[Data records]
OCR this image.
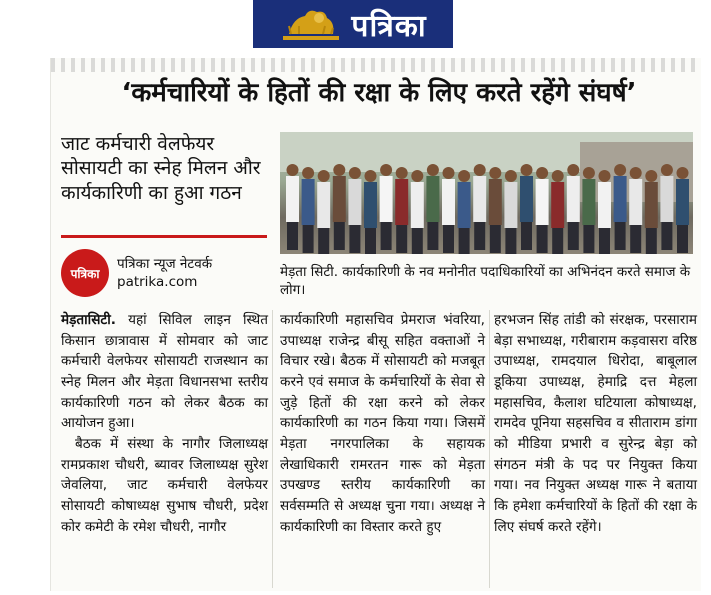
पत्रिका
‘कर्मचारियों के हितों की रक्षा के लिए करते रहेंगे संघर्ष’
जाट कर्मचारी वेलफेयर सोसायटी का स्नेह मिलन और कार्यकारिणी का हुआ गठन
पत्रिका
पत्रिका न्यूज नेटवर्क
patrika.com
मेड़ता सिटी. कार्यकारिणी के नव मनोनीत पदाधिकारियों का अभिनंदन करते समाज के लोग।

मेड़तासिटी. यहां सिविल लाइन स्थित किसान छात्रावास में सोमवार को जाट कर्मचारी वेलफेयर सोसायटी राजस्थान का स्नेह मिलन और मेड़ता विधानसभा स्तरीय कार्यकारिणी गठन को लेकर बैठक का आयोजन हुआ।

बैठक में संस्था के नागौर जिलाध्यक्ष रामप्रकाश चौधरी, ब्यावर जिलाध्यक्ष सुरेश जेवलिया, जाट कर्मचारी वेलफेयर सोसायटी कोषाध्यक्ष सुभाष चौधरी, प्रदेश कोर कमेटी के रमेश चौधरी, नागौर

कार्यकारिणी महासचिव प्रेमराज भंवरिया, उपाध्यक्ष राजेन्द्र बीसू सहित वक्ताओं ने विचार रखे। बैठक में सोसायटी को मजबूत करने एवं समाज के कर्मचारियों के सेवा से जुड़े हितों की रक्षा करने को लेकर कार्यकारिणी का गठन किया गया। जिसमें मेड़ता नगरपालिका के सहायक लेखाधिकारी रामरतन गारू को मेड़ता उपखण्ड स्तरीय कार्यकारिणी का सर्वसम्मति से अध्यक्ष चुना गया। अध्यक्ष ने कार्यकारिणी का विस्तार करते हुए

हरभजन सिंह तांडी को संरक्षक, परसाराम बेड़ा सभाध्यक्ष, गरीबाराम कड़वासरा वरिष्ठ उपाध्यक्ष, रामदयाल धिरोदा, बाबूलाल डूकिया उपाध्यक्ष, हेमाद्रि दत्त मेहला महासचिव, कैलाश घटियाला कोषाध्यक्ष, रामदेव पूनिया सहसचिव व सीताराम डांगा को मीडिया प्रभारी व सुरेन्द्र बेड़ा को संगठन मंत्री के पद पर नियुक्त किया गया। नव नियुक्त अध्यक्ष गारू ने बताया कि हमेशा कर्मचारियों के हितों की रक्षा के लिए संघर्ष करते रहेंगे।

• WHAT IS NEEDED: Restate the whole listing above exactly, please, omitting every image.

• CORRECT ANSWER:
OCR this image.
पत्रिका
‘कर्मचारियों के हितों की रक्षा के लिए करते रहेंगे संघर्ष’
जाट कर्मचारी वेलफेयर सोसायटी का स्नेह मिलन और कार्यकारिणी का हुआ गठन
पत्रिका
पत्रिका न्यूज नेटवर्क
patrika.com
मेड़ता सिटी. कार्यकारिणी के नव मनोनीत पदाधिकारियों का अभिनंदन करते समाज के लोग।

मेड़तासिटी. यहां सिविल लाइन स्थित किसान छात्रावास में सोमवार को जाट कर्मचारी वेलफेयर सोसायटी राजस्थान का स्नेह मिलन और मेड़ता विधानसभा स्तरीय कार्यकारिणी गठन को लेकर बैठक का आयोजन हुआ।

बैठक में संस्था के नागौर जिलाध्यक्ष रामप्रकाश चौधरी, ब्यावर जिलाध्यक्ष सुरेश जेवलिया, जाट कर्मचारी वेलफेयर सोसायटी कोषाध्यक्ष सुभाष चौधरी, प्रदेश कोर कमेटी के रमेश चौधरी, नागौर

कार्यकारिणी महासचिव प्रेमराज भंवरिया, उपाध्यक्ष राजेन्द्र बीसू सहित वक्ताओं ने विचार रखे। बैठक में सोसायटी को मजबूत करने एवं समाज के कर्मचारियों के सेवा से जुड़े हितों की रक्षा करने को लेकर कार्यकारिणी का गठन किया गया। जिसमें मेड़ता नगरपालिका के सहायक लेखाधिकारी रामरतन गारू को मेड़ता उपखण्ड स्तरीय कार्यकारिणी का सर्वसम्मति से अध्यक्ष चुना गया। अध्यक्ष ने कार्यकारिणी का विस्तार करते हुए

हरभजन सिंह तांडी को संरक्षक, परसाराम बेड़ा सभाध्यक्ष, गरीबाराम कड़वासरा वरिष्ठ उपाध्यक्ष, रामदयाल धिरोदा, बाबूलाल डूकिया उपाध्यक्ष, हेमाद्रि दत्त मेहला महासचिव, कैलाश घटियाला कोषाध्यक्ष, रामदेव पूनिया सहसचिव व सीताराम डांगा को मीडिया प्रभारी व सुरेन्द्र बेड़ा को संगठन मंत्री के पद पर नियुक्त किया गया। नव नियुक्त अध्यक्ष गारू ने बताया कि हमेशा कर्मचारियों के हितों की रक्षा के लिए संघर्ष करते रहेंगे।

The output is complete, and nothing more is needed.